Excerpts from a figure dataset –
::::

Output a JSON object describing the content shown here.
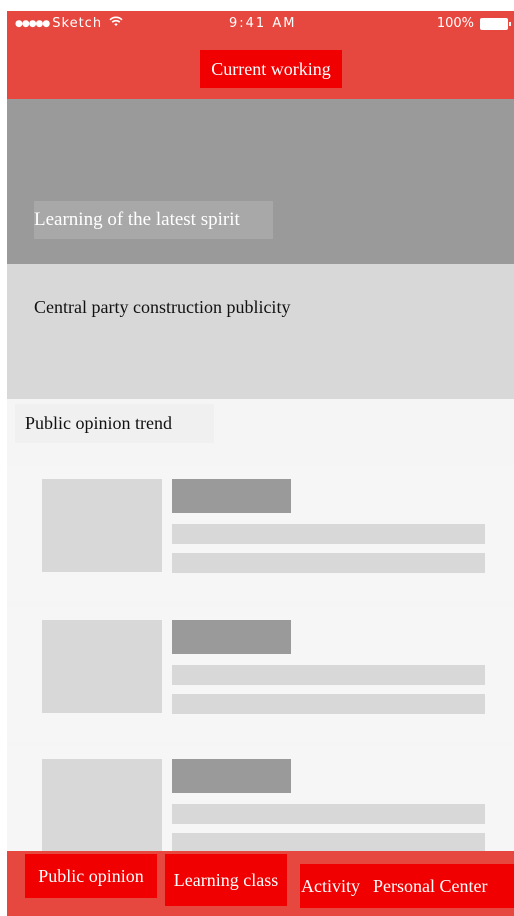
{
  "status_bar": {
    "carrier": "Sketch",
    "signal_icon": "signal-dots-icon",
    "wifi_icon": "wifi-icon",
    "time": "9:41 AM",
    "battery": "100%",
    "battery_icon": "battery-icon"
  },
  "header": {
    "title": "Current working"
  },
  "banner": {
    "caption": "Learning of the latest spirit"
  },
  "central": {
    "title": "Central party construction publicity"
  },
  "section": {
    "title": "Public opinion trend"
  },
  "tabs": [
    {
      "label": "Public opinion"
    },
    {
      "label": "Learning class"
    },
    {
      "label": "Activity"
    },
    {
      "label": "Personal Center"
    }
  ],
  "colors": {
    "header_bg": "#e6473f",
    "accent": "#f00000",
    "banner_bg": "#9a9a9a",
    "placeholder": "#d8d8d8"
  }
}
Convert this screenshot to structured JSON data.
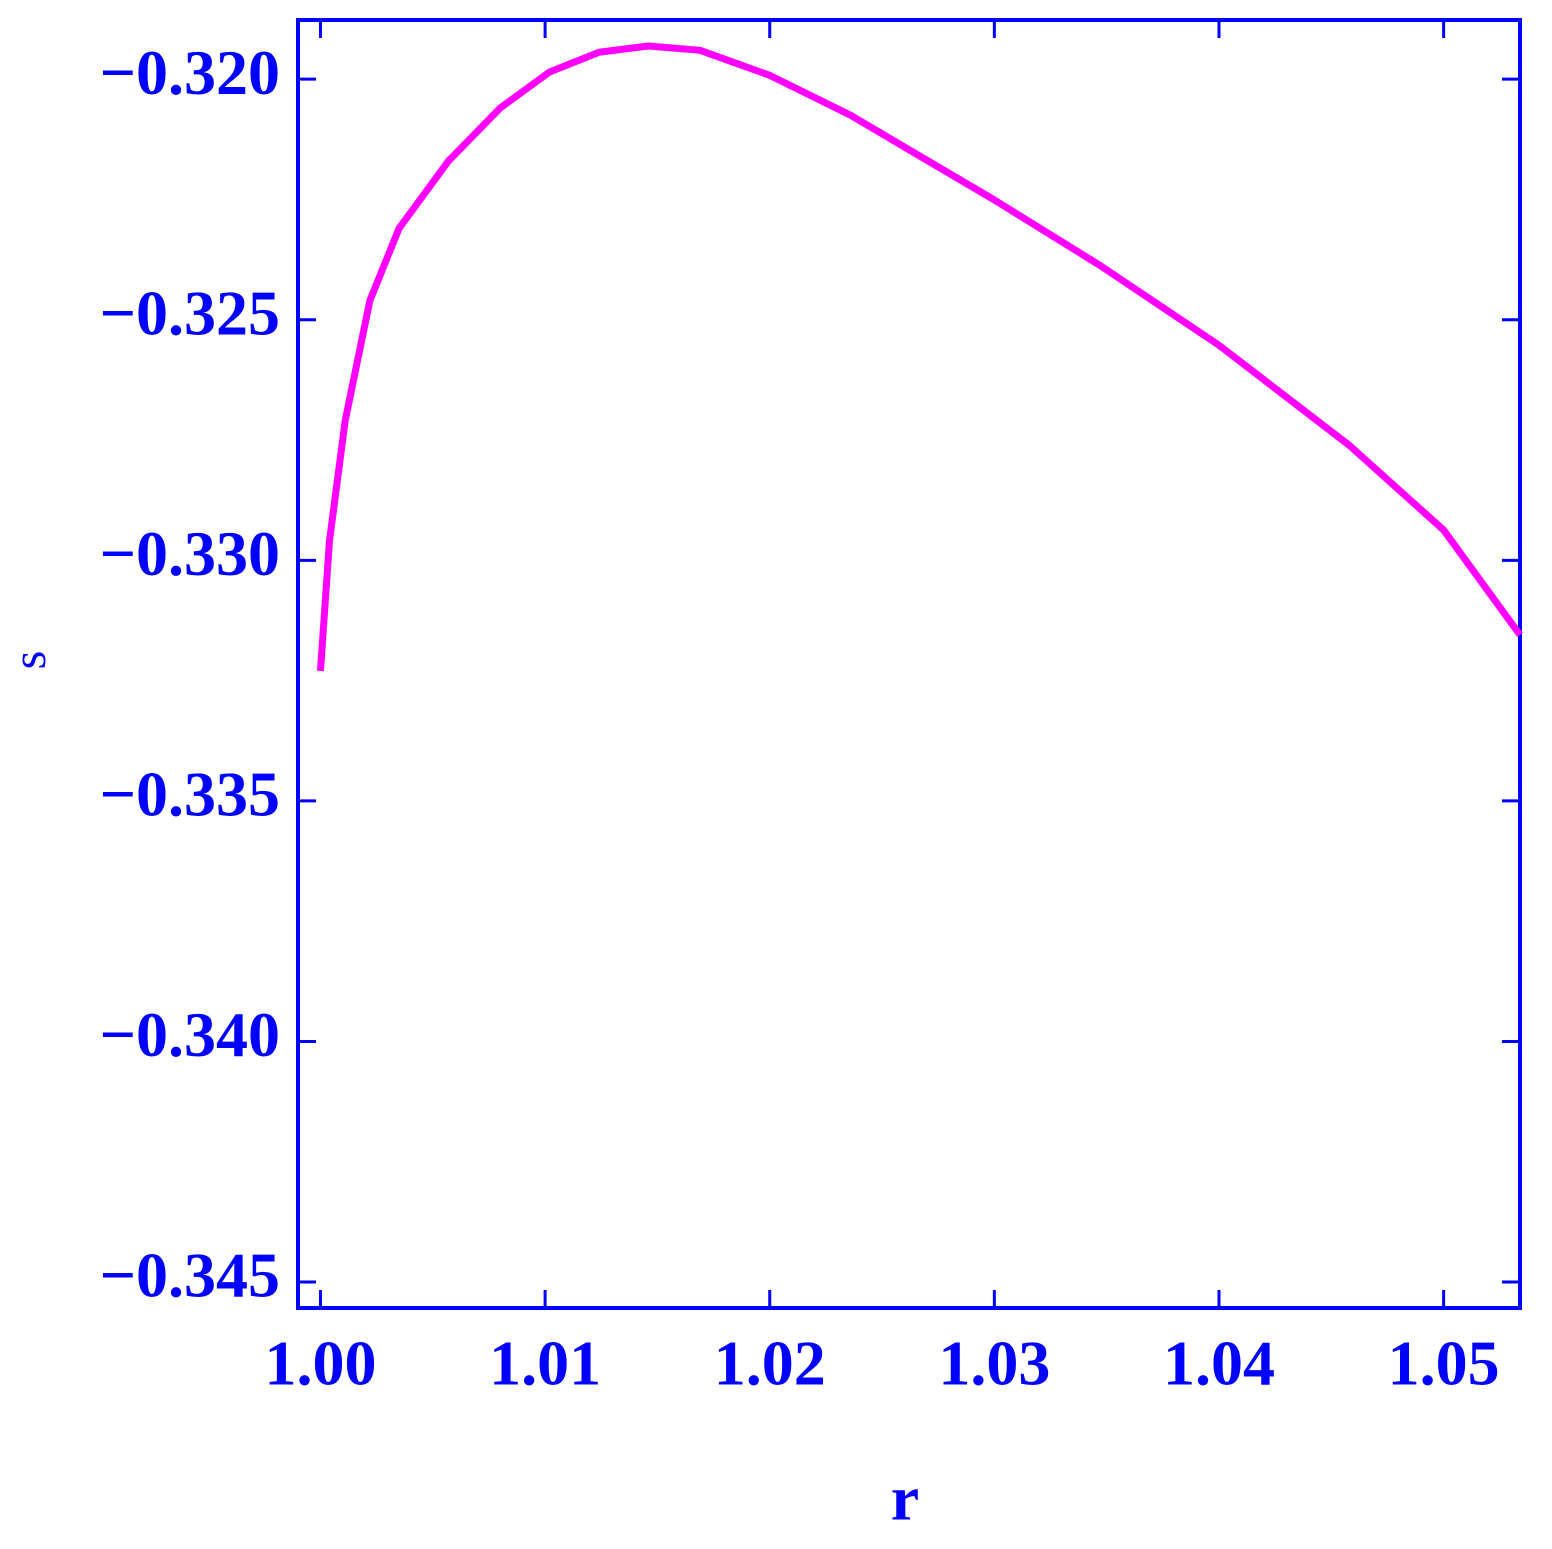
{
  "chart_data": {
    "type": "line",
    "x_label": "r",
    "y_label": "s",
    "x": [
      1.0,
      1.0004,
      1.0011,
      1.0022,
      1.0035,
      1.0057,
      1.008,
      1.0102,
      1.0124,
      1.0146,
      1.0169,
      1.02,
      1.0236,
      1.03,
      1.0347,
      1.04,
      1.0458,
      1.05,
      1.0534
    ],
    "series": [
      {
        "color": "#ff00ff",
        "values": [
          -0.3323,
          -0.3296,
          -0.3271,
          -0.3246,
          -0.3231,
          -0.3217,
          -0.3206,
          -0.31985,
          -0.31944,
          -0.31931,
          -0.3194,
          -0.31992,
          -0.32075,
          -0.32251,
          -0.32387,
          -0.32553,
          -0.32761,
          -0.32937,
          -0.33155
        ]
      }
    ],
    "xlim": [
      0.999,
      1.0534
    ],
    "ylim": [
      -0.34554,
      -0.31877
    ],
    "xticks": [
      {
        "value": 1.0,
        "label": "1.00"
      },
      1.01,
      1.02,
      1.03,
      1.04,
      1.05
    ],
    "yticks": [
      {
        "value": -0.32,
        "label": "−0.320"
      },
      {
        "value": -0.325,
        "label": "−0.325"
      },
      {
        "value": -0.33,
        "label": "−0.330"
      },
      {
        "value": -0.335,
        "label": "−0.335"
      },
      {
        "value": -0.34,
        "label": "−0.340"
      },
      {
        "value": -0.345,
        "label": "−0.345"
      }
    ],
    "axis_color": "#0000ff"
  }
}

::::

Given problem – Copy out all lines above that include the string "opinion".

Result of this task –
    "title": "Public opinion trend"
      "label": "Public opinion"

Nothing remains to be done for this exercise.